> [Given task]
Extract each line where the string "icon" shows up.

> [The records]
· · · · · · ·

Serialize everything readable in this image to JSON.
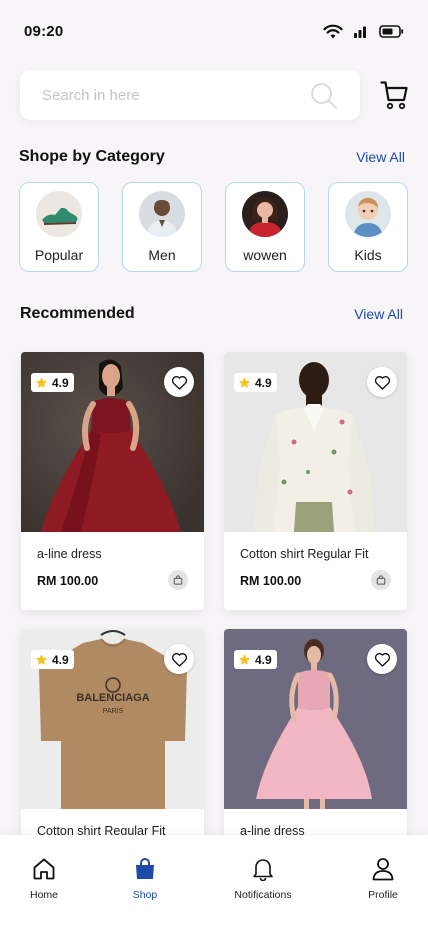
{
  "status": {
    "time": "09:20"
  },
  "search": {
    "placeholder": "Search in here"
  },
  "categories_section": {
    "title": "Shope by Category",
    "view_all": "View All",
    "items": [
      {
        "label": "Popular",
        "icon": "shoe-image"
      },
      {
        "label": "Men",
        "icon": "man-avatar-image"
      },
      {
        "label": "wowen",
        "icon": "woman-avatar-image"
      },
      {
        "label": "Kids",
        "icon": "kid-avatar-image"
      }
    ]
  },
  "recommended": {
    "title": "Recommended",
    "view_all": "View All",
    "products": [
      {
        "name": "a-line dress",
        "price": "RM 100.00",
        "rating": "4.9"
      },
      {
        "name": "Cotton shirt Regular Fit",
        "price": "RM 100.00",
        "rating": "4.9"
      },
      {
        "name": "Cotton shirt Regular Fit",
        "price": "",
        "rating": "4.9",
        "print": "BALENCIAGA",
        "print_sub": "PARIS"
      },
      {
        "name": "a-line  dress",
        "price": "",
        "rating": "4.9"
      }
    ]
  },
  "nav": {
    "items": [
      {
        "label": "Home",
        "icon": "home-icon"
      },
      {
        "label": "Shop",
        "icon": "shopping-bag-icon",
        "active": true
      },
      {
        "label": "Notifications",
        "icon": "bell-icon"
      },
      {
        "label": "Profile",
        "icon": "user-icon"
      }
    ]
  },
  "colors": {
    "accent": "#1e4aa8",
    "star": "#f6c21c",
    "border": "#b7d6ee"
  }
}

· · · · · · ·

> [The reply]
        "icon": "shoe-image"
        "icon": "man-avatar-image"
        "icon": "woman-avatar-image"
        "icon": "kid-avatar-image"
        "icon": "home-icon"
        "icon": "shopping-bag-icon",
        "icon": "bell-icon"
        "icon": "user-icon"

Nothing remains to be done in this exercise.